- PROBLEM SET
1. Translate this sentence from the spice bag article into French: "It is estimated that almost half of the Chinese restaurants in Ireland are now creating the dish."
2. Write the next part of the spice bag article, picking up after its final sentence.

- DOCUMENT SECTION
Thursday 19 October 2017

The spice bag: Testing Dublin’s latest takeaway craze on my family

Spice bags are the fast-food phenomenon sweeping the nation, so the uninitiated Emily Diebold opted to test the speciality out on her family...

The Diebold family enjoying their spice bags at home.
The Diebold family enjoying their spice bags at home.
Candy See Fen Wong of Chopsticks restaurant in Skerries with Emily Diebold.

Emily Diebold

Ever heard of a spice bag? If the answer is no, the likelihood is that you are over the age of 25.

It is a new Chinese dish that has spread across the country like wildfire. It has only been around for five minutes but has just won the JustEat.ie award for ‘Ireland’s favourite takeaway dish’.

JustEat.ie processed over two million takeaway orders last year from restaurants across Ireland, so they have a good idea about what people are eating. It is estimated that almost half of the Chinese restaurants in Ireland are now creating the dish.

I had never heard of it before.

However, when I ask my teenage son (16) if he knows what it is, he said: “Well obviously. How can you not have heard of it? What country do you live in? Every single Chinese around here has it on a sign outside.”

I ask the rest of my kids and any other random teenagers who arrive at the house during the week and the answer is pretty much the same.

- SOURCE DATA
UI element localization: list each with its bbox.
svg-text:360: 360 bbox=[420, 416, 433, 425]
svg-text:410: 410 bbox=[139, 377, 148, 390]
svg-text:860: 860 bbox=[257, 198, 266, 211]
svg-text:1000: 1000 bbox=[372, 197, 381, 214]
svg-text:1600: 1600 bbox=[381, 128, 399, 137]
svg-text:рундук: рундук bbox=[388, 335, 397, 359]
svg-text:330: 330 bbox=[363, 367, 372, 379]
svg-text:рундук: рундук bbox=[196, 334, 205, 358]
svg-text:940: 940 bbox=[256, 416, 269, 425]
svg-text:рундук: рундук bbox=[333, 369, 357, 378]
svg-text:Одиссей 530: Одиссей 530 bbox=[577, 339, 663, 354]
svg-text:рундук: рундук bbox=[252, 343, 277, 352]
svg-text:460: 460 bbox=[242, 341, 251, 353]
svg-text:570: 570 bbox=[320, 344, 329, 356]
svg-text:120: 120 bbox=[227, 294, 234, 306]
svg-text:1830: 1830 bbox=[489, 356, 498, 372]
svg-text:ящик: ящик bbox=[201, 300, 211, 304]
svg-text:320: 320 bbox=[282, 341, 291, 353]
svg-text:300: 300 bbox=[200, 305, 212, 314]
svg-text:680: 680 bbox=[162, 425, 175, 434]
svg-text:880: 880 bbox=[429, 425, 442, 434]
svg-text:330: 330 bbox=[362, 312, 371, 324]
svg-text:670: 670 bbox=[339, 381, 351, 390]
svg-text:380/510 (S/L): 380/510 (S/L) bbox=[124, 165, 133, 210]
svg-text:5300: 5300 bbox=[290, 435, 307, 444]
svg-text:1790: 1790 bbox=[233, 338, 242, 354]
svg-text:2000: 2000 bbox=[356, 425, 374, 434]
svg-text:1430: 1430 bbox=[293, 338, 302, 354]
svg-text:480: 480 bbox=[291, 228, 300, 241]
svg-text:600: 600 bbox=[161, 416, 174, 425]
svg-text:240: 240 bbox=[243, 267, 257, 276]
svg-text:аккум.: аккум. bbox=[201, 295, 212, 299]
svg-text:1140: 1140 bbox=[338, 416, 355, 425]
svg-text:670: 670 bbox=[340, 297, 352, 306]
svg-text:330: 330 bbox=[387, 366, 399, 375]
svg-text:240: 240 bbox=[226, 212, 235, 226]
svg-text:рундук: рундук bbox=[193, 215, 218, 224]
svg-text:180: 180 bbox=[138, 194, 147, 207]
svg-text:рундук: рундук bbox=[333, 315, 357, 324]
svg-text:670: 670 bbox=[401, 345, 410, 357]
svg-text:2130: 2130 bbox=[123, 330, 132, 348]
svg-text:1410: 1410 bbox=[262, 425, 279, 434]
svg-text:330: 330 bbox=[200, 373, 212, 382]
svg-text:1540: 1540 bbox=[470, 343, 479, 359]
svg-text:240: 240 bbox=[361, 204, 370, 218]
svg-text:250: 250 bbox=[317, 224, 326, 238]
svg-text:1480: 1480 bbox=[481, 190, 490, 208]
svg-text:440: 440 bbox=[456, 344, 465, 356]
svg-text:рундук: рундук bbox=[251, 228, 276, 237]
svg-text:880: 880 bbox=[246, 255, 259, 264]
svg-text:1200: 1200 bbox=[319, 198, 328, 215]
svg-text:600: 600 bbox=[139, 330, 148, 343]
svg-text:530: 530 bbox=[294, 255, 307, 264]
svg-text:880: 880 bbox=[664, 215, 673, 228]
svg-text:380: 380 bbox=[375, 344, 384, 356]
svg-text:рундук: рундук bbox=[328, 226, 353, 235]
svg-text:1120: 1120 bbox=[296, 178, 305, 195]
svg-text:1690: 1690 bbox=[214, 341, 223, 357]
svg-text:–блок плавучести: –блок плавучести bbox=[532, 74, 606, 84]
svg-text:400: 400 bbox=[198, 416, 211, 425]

- TASK-BY-TASK ANSWERS
1. On estime que près de la moitié des restaurants chinois d'Irlande préparent désormais ce plat.

2.
However, not a single adult appears to have a clue. My husband thinks it is a flavour bag for popping in with meat.

My research continues in the local, in the shops, in the office and at the school gates and not a single person over the age of ‘living with their parents and combating adolescent acne’ knows what it is. In actual fact, a spice bag turns out to be salt and chilli chips and other spices with shredded chicken in a light batter in a bag.

Aisling O’Brien of JustEat.ie tells me: “The first order we got was in 2012. It really grew in 2013, then in 2014, it just quadrupled. We were getting about 500 orders for spice bags a week. The rumour is that it started in Carlow. We don’t know if it’s an urban myth. Some people say it started in Tallaght. The popularity is mainly in Dublin and in Leinster, but it’s going outside there now.”

It seems incredible that a dish only invented a couple of years ago could be more popular than the other top takeaway dishes which, this year, were chicken tikka masala, meat feast pizza, chicken balls, three-in-one and chicken curry.

Candy See Fen Wong of Chopsticks restaurant in Skerries with Emily Diebold.
Candy See Fen Wong of Chopsticks restaurant in Skerries with Emily Diebold.

The rise of the spice bag truly is a phenomenon. So this week, in the spirit of good journalism, and also as a welcome excuse not to have to cook dinner, I decide to order spice bags.

The kids are not very enthusiastic about having it for dinner, so it doesn’t bode well. “It’s just cheap Chinese where they throw anything in. The last one I had was awful,” was one weary response.

“Why don’t YOU just get one in case it’s horrible and the rest of us will order something good,” was another.

Happily ignoring their protests, I find myself around at our favourite Chinese in Skerries, Chopsticks, to order six spice bags. They cost €7.50 each.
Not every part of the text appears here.